> **DIRECTIVE**
Rewrite the records, changing "element" to "item" wherever it appears and leaving everything else unchanged. Omit the pictures from your answer.

> **DATA SHOWN**
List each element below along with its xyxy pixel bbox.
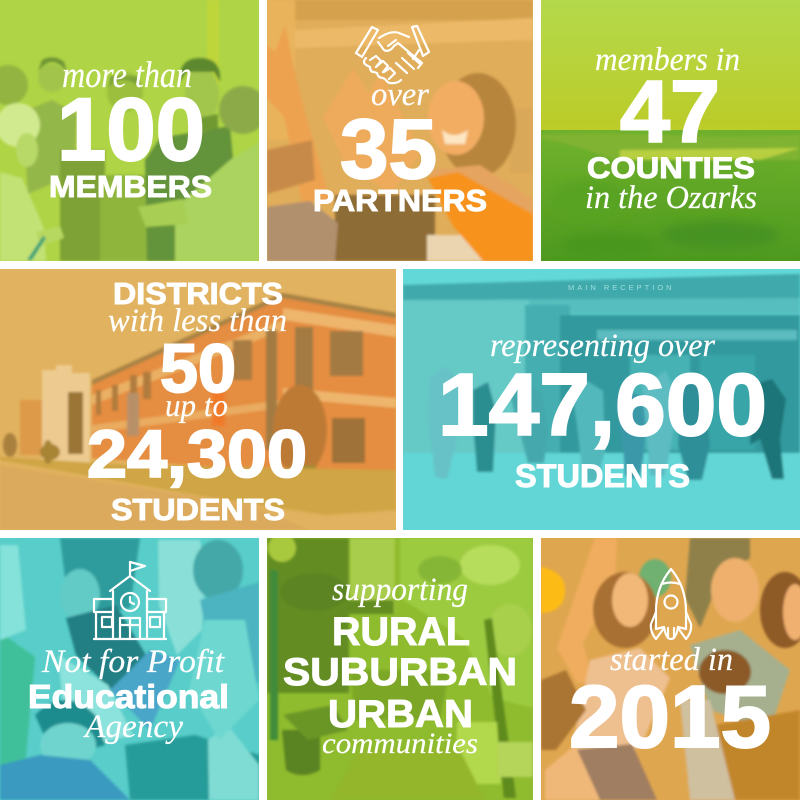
panel: districts — [0, 269, 396, 530]
up to: up to — [165, 387, 228, 423]
more than: more than — [62, 55, 192, 96]
2015: 2015 — [569, 667, 771, 766]
PARTNERS: PARTNERS — [313, 183, 487, 218]
47: 47 — [620, 62, 720, 161]
50: 50 — [160, 330, 236, 407]
started in: started in — [610, 642, 733, 678]
panel: rural suburban urban — [267, 534, 533, 800]
representing over: representing over — [490, 328, 715, 364]
panel: 47 counties — [541, 0, 800, 261]
panel: 100 members — [0, 0, 267, 261]
RURAL: RURAL — [332, 610, 470, 654]
STUDENTS: STUDENTS — [111, 492, 285, 527]
icon: handshake — [356, 26, 429, 83]
supporting: supporting — [332, 572, 468, 608]
icon: rocket — [651, 569, 691, 639]
in the Ozarks: in the Ozarks — [585, 180, 757, 216]
100: 100 — [57, 79, 205, 179]
35: 35 — [340, 102, 437, 196]
main reception sign: MAIN RECEPTION — [568, 283, 675, 292]
Agency: Agency — [83, 709, 183, 745]
members in: members in — [595, 42, 740, 78]
panel: 147,600 students — [403, 269, 800, 530]
over: over — [371, 77, 429, 113]
icon: school — [94, 562, 166, 639]
panel: started in 2015 — [541, 538, 800, 800]
panel: 35 partners — [257, 0, 533, 261]
COUNTIES: COUNTIES — [587, 152, 755, 185]
SUBURBAN: SUBURBAN — [283, 651, 517, 694]
MEMBERS: MEMBERS — [49, 169, 212, 204]
STUDENTS: STUDENTS — [515, 458, 690, 494]
with less than: with less than — [108, 303, 287, 339]
Educational: Educational — [28, 678, 229, 715]
communities: communities — [322, 727, 478, 760]
24,300: 24,300 — [87, 417, 307, 492]
panel: not for profit — [0, 538, 260, 800]
URBAN: URBAN — [328, 693, 473, 736]
Not for Profit: Not for Profit — [41, 644, 225, 680]
DISTRICTS: DISTRICTS — [113, 276, 283, 311]
147,600: 147,600 — [438, 355, 767, 454]
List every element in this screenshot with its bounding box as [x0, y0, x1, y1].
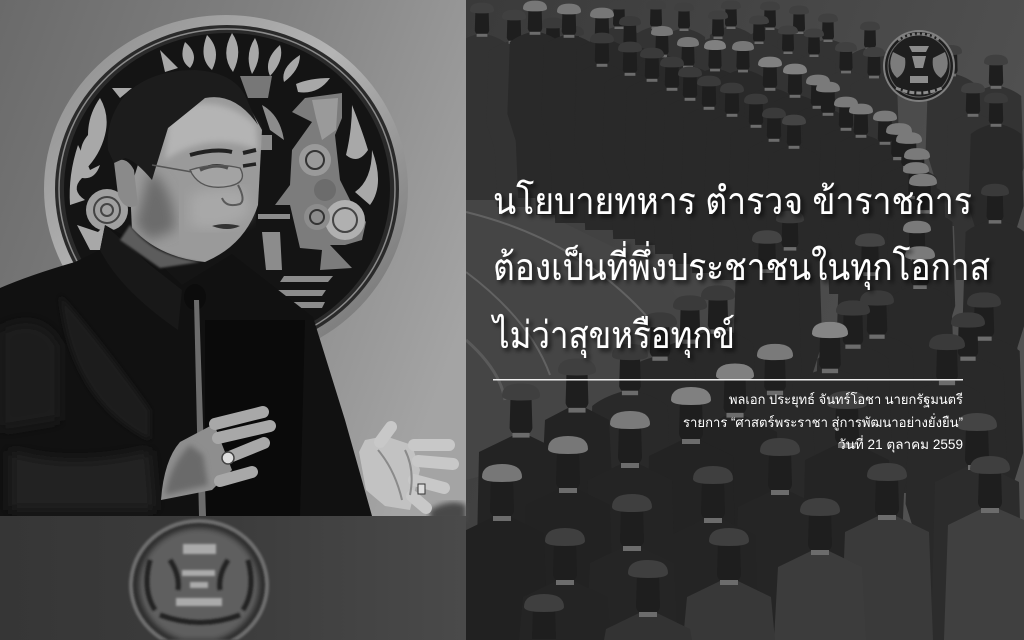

> **WRITTEN REPLY**
List each item below along with its xyxy pixel bbox.
panel: districts — [0, 269, 396, 530]
up to: up to — [165, 387, 228, 423]
more than: more than — [62, 55, 192, 96]
2015: 2015 — [569, 667, 771, 766]
PARTNERS: PARTNERS — [313, 183, 487, 218]
47: 47 — [620, 62, 720, 161]
50: 50 — [160, 330, 236, 407]
started in: started in — [610, 642, 733, 678]
panel: rural suburban urban — [267, 534, 533, 800]
representing over: representing over — [490, 328, 715, 364]
panel: 47 counties — [541, 0, 800, 261]
panel: 100 members — [0, 0, 267, 261]
RURAL: RURAL — [332, 610, 470, 654]
STUDENTS: STUDENTS — [111, 492, 285, 527]
icon: handshake — [356, 26, 429, 83]
supporting: supporting — [332, 572, 468, 608]
icon: rocket — [651, 569, 691, 639]
in the Ozarks: in the Ozarks — [585, 180, 757, 216]
100: 100 — [57, 79, 205, 179]
35: 35 — [340, 102, 437, 196]
main reception sign: MAIN RECEPTION — [568, 283, 675, 292]
Agency: Agency — [83, 709, 183, 745]
members in: members in — [595, 42, 740, 78]
panel: 147,600 students — [403, 269, 800, 530]
over: over — [371, 77, 429, 113]
icon: school — [94, 562, 166, 639]
panel: started in 2015 — [541, 538, 800, 800]
panel: 35 partners — [257, 0, 533, 261]
COUNTIES: COUNTIES — [587, 152, 755, 185]
SUBURBAN: SUBURBAN — [283, 651, 517, 694]
MEMBERS: MEMBERS — [49, 169, 212, 204]
STUDENTS: STUDENTS — [515, 458, 690, 494]
with less than: with less than — [108, 303, 287, 339]
Educational: Educational — [28, 678, 229, 715]
communities: communities — [322, 727, 478, 760]
24,300: 24,300 — [87, 417, 307, 492]
panel: not for profit — [0, 538, 260, 800]
URBAN: URBAN — [328, 693, 473, 736]
Not for Profit: Not for Profit — [41, 644, 225, 680]
DISTRICTS: DISTRICTS — [113, 276, 283, 311]
147,600: 147,600 — [438, 355, 767, 454]
List every item in this screenshot with its bounding box as [x0, y0, x1, y1].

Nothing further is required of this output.